-- Begin --
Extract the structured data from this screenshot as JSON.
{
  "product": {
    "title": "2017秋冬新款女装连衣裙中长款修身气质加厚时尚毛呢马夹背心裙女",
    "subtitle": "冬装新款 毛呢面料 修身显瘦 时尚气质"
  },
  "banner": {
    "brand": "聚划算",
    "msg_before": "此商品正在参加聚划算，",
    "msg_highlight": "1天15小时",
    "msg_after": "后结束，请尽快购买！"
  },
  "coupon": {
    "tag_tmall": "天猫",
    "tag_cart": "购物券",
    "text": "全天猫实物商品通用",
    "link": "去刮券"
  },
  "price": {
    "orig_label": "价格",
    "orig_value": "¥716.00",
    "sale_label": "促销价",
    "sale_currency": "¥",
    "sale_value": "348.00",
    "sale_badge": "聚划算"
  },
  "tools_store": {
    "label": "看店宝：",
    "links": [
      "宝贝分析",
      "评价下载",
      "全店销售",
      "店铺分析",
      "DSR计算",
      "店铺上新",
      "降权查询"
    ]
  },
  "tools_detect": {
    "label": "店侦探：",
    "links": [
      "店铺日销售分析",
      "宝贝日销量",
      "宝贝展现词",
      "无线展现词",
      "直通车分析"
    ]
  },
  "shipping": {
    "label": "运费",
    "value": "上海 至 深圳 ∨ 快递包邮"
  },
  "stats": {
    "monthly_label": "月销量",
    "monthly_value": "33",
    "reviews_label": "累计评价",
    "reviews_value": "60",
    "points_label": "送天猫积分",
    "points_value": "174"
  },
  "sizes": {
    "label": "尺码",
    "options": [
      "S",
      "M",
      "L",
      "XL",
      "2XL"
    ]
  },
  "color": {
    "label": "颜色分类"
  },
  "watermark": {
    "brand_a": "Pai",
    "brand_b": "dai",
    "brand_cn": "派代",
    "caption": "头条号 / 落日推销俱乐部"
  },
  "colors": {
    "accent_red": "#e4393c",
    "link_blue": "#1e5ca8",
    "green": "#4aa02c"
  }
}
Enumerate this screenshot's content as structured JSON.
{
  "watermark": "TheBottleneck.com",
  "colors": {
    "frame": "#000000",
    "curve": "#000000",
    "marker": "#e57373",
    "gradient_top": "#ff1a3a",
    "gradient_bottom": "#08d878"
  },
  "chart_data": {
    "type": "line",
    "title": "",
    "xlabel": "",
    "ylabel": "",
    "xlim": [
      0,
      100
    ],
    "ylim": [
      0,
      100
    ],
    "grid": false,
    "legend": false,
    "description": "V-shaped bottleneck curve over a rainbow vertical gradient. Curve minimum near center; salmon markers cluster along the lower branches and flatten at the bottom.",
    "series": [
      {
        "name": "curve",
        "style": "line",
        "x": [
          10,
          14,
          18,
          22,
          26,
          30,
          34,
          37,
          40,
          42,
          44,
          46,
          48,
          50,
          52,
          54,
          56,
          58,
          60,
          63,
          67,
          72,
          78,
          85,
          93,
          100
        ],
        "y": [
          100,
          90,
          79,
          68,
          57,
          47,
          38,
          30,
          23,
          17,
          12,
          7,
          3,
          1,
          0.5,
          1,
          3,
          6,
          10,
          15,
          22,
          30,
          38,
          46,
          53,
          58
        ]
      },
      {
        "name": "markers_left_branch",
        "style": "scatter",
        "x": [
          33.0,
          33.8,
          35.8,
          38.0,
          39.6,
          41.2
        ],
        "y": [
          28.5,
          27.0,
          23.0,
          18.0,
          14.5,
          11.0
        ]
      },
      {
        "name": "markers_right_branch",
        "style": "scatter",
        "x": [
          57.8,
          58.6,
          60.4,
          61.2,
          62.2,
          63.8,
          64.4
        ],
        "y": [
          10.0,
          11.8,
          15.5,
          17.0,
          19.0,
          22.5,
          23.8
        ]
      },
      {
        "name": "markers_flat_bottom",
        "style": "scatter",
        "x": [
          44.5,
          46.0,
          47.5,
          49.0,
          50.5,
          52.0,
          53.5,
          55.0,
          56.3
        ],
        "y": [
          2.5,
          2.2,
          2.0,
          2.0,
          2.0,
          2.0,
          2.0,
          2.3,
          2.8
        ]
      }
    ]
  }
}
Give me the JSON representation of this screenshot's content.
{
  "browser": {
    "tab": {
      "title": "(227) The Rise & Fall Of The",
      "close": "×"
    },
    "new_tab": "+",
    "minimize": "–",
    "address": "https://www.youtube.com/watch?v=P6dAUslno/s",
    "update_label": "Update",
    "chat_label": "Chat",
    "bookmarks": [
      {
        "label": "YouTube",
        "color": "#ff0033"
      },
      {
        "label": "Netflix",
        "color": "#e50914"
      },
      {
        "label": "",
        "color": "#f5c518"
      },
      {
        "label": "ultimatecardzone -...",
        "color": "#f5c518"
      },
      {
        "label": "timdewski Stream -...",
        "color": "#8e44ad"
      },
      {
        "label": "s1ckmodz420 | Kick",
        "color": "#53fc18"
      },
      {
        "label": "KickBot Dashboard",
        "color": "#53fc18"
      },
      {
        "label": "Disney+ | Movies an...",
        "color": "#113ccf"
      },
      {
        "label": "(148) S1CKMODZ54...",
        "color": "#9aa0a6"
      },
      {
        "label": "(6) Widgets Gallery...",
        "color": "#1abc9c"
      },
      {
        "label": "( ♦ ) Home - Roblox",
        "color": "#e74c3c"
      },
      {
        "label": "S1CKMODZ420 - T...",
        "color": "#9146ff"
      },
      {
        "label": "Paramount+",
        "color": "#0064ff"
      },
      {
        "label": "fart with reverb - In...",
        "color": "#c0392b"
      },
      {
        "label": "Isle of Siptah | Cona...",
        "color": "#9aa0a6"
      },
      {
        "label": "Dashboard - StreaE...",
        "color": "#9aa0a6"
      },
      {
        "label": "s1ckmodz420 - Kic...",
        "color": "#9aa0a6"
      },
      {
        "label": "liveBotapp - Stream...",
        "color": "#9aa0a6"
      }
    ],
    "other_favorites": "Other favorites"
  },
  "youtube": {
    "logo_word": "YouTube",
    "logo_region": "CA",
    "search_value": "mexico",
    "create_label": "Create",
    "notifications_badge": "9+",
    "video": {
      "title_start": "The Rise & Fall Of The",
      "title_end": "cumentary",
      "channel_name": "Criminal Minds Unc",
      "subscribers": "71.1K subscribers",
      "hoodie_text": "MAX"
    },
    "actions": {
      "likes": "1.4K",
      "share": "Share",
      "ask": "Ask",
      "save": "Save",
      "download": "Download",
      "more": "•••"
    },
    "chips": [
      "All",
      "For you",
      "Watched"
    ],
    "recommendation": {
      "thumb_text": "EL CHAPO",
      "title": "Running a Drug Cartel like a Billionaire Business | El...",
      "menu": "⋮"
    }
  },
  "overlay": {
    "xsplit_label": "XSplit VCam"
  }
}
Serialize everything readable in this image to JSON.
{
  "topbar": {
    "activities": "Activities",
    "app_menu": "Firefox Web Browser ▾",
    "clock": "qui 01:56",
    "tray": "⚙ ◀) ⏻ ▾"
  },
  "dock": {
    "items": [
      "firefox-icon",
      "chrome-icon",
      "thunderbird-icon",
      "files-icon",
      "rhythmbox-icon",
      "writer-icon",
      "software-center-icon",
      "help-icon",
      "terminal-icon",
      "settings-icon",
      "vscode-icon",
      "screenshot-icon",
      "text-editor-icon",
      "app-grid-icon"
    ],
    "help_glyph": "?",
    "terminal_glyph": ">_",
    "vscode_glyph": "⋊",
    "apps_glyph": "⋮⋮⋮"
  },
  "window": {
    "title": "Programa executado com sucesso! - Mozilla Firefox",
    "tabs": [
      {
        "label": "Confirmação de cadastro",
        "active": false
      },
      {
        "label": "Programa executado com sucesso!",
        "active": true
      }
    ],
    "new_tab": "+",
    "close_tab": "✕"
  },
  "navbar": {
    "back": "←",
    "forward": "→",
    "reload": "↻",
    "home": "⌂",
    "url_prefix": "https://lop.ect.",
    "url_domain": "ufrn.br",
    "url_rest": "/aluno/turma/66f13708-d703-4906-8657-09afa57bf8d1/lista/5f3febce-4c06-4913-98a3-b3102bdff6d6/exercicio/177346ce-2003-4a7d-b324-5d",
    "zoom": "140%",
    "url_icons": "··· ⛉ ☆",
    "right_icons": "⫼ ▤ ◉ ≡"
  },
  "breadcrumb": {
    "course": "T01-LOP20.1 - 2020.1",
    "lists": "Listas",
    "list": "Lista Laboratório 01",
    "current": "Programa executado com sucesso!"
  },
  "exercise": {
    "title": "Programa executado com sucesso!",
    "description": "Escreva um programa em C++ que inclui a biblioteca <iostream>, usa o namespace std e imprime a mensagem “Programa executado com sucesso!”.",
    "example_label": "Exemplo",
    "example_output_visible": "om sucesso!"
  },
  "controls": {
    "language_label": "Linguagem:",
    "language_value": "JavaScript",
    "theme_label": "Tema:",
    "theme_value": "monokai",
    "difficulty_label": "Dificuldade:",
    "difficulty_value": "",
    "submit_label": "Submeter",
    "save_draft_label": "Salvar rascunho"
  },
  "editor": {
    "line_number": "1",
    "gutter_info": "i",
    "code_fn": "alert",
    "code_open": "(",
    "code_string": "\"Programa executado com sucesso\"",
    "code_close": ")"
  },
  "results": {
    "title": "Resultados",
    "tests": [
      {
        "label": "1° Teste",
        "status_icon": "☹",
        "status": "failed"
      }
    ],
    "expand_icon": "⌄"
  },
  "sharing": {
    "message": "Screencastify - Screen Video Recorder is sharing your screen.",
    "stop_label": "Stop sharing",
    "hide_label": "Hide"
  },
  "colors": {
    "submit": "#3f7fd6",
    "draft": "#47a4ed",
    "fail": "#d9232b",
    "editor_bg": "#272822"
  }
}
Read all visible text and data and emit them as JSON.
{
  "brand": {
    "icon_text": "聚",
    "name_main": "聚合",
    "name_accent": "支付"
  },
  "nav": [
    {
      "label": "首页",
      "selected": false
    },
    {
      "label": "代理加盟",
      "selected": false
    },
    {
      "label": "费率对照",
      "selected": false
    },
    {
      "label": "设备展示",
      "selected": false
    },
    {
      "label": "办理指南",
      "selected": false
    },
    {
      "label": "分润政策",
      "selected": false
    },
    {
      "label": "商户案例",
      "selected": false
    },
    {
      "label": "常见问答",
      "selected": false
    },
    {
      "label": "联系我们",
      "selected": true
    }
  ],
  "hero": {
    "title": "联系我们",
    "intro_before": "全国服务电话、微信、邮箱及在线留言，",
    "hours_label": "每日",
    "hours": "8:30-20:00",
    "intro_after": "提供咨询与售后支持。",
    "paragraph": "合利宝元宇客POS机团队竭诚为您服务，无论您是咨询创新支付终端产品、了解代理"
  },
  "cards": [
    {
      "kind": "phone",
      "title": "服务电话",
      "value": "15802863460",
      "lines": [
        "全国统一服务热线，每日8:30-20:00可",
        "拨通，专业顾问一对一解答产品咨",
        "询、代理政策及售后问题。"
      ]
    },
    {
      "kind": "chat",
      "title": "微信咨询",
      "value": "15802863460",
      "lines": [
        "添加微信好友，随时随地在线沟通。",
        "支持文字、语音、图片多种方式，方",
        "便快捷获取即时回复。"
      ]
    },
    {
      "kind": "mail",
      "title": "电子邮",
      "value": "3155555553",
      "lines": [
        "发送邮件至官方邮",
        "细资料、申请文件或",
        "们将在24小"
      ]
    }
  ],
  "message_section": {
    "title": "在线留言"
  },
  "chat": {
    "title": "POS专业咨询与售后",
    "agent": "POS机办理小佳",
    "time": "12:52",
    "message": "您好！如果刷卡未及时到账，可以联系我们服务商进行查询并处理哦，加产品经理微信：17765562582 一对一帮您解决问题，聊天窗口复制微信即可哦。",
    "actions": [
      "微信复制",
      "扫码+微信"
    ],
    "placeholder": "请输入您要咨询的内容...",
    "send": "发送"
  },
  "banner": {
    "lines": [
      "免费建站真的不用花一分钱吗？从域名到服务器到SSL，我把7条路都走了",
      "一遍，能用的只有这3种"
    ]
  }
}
-- End --
- _Job_
Gather all lines where the word "description" appears.

- _Complete response_
    "description": "V-shaped bottleneck curve over a rainbow vertical gradient. Curve minimum near center; salmon markers cluster along the lower branches and flatten at the bottom.",
    "description": "Escreva um programa em C++ que inclui a biblioteca <iostream>, usa o namespace std e imprime a mensagem “Programa executado com sucesso!”.",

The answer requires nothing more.